◆ **Required task**
Print all the data, keeping every line exactly as it is.

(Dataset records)
• • • • • • •
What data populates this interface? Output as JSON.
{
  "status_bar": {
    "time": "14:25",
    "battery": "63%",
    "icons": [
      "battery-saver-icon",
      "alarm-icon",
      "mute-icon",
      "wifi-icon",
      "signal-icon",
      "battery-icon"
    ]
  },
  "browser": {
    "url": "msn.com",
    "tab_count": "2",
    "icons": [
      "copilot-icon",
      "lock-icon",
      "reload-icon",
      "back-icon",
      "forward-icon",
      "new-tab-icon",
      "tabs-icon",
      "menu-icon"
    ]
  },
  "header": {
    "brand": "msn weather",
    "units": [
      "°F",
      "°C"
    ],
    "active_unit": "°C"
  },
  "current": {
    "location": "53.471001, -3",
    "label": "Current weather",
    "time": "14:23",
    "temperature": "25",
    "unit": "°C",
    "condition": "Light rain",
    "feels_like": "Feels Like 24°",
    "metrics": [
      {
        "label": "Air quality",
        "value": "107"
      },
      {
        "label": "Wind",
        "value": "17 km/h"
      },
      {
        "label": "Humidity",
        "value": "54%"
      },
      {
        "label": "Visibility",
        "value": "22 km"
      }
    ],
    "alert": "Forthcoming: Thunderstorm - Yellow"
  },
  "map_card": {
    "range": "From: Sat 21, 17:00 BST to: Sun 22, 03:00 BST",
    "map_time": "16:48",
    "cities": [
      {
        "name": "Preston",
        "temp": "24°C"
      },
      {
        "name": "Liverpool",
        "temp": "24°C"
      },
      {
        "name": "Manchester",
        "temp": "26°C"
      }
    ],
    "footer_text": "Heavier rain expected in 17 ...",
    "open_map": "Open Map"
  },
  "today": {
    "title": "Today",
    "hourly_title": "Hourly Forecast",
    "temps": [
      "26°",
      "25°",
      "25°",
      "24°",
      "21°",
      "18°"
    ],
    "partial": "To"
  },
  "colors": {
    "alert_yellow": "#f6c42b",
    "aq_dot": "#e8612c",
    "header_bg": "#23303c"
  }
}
• • • • • • •
◆ **Answer in full**
What data populates this interface? Output as JSON.
{
  "status_bar": {
    "time": "14:25",
    "battery": "63%",
    "icons": [
      "battery-saver-icon",
      "alarm-icon",
      "mute-icon",
      "wifi-icon",
      "signal-icon",
      "battery-icon"
    ]
  },
  "browser": {
    "url": "msn.com",
    "tab_count": "2",
    "icons": [
      "copilot-icon",
      "lock-icon",
      "reload-icon",
      "back-icon",
      "forward-icon",
      "new-tab-icon",
      "tabs-icon",
      "menu-icon"
    ]
  },
  "header": {
    "brand": "msn weather",
    "units": [
      "°F",
      "°C"
    ],
    "active_unit": "°C"
  },
  "current": {
    "location": "53.471001, -3",
    "label": "Current weather",
    "time": "14:23",
    "temperature": "25",
    "unit": "°C",
    "condition": "Light rain",
    "feels_like": "Feels Like 24°",
    "metrics": [
      {
        "label": "Air quality",
        "value": "107"
      },
      {
        "label": "Wind",
        "value": "17 km/h"
      },
      {
        "label": "Humidity",
        "value": "54%"
      },
      {
        "label": "Visibility",
        "value": "22 km"
      }
    ],
    "alert": "Forthcoming: Thunderstorm - Yellow"
  },
  "map_card": {
    "range": "From: Sat 21, 17:00 BST to: Sun 22, 03:00 BST",
    "map_time": "16:48",
    "cities": [
      {
        "name": "Preston",
        "temp": "24°C"
      },
      {
        "name": "Liverpool",
        "temp": "24°C"
      },
      {
        "name": "Manchester",
        "temp": "26°C"
      }
    ],
    "footer_text": "Heavier rain expected in 17 ...",
    "open_map": "Open Map"
  },
  "today": {
    "title": "Today",
    "hourly_title": "Hourly Forecast",
    "temps": [
      "26°",
      "25°",
      "25°",
      "24°",
      "21°",
      "18°"
    ],
    "partial": "To"
  },
  "colors": {
    "alert_yellow": "#f6c42b",
    "aq_dot": "#e8612c",
    "header_bg": "#23303c"
  }
}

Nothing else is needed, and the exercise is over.